Stored items

:::

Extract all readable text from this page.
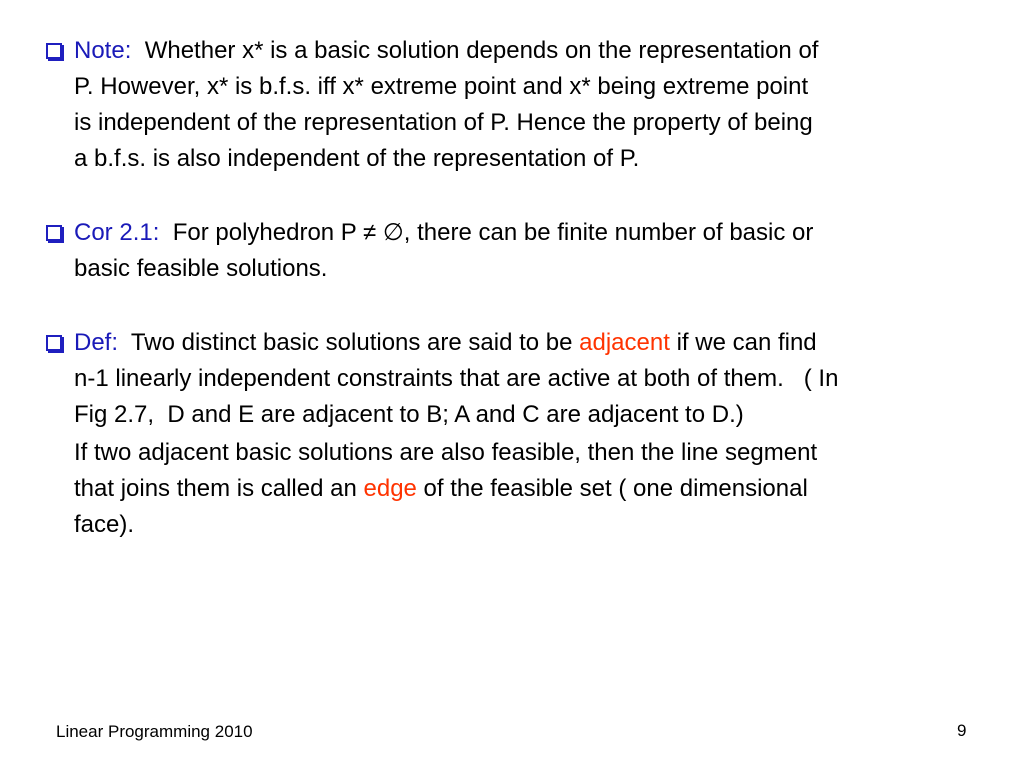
Note:  Whether x* is a basic solution depends on the representation of
P. However, x* is b.f.s. iff x* extreme point and x* being extreme point
is independent of the representation of P. Hence the property of being
a b.f.s. is also independent of the representation of P.
Cor 2.1:  For polyhedron P ≠ ∅, there can be finite number of basic or
basic feasible solutions.
Def:  Two distinct basic solutions are said to be adjacent if we can find
n-1 linearly independent constraints that are active at both of them.   ( In
Fig 2.7,  D and E are adjacent to B; A and C are adjacent to D.)
If two adjacent basic solutions are also feasible, then the line segment
that joins them is called an edge of the feasible set ( one dimensional
face).
Linear Programming 2010	9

:::

THE REQUEST |
Without the pictures, copy the material exactly as given.

TASK ANSWER |
Extract all readable text from this page.
Note:  Whether x* is a basic solution depends on the representation of
P. However, x* is b.f.s. iff x* extreme point and x* being extreme point
is independent of the representation of P. Hence the property of being
a b.f.s. is also independent of the representation of P.
Cor 2.1:  For polyhedron P ≠ ∅, there can be finite number of basic or
basic feasible solutions.
Def:  Two distinct basic solutions are said to be adjacent if we can find
n-1 linearly independent constraints that are active at both of them.   ( In
Fig 2.7,  D and E are adjacent to B; A and C are adjacent to D.)
If two adjacent basic solutions are also feasible, then the line segment
that joins them is called an edge of the feasible set ( one dimensional
face).
Linear Programming 2010	9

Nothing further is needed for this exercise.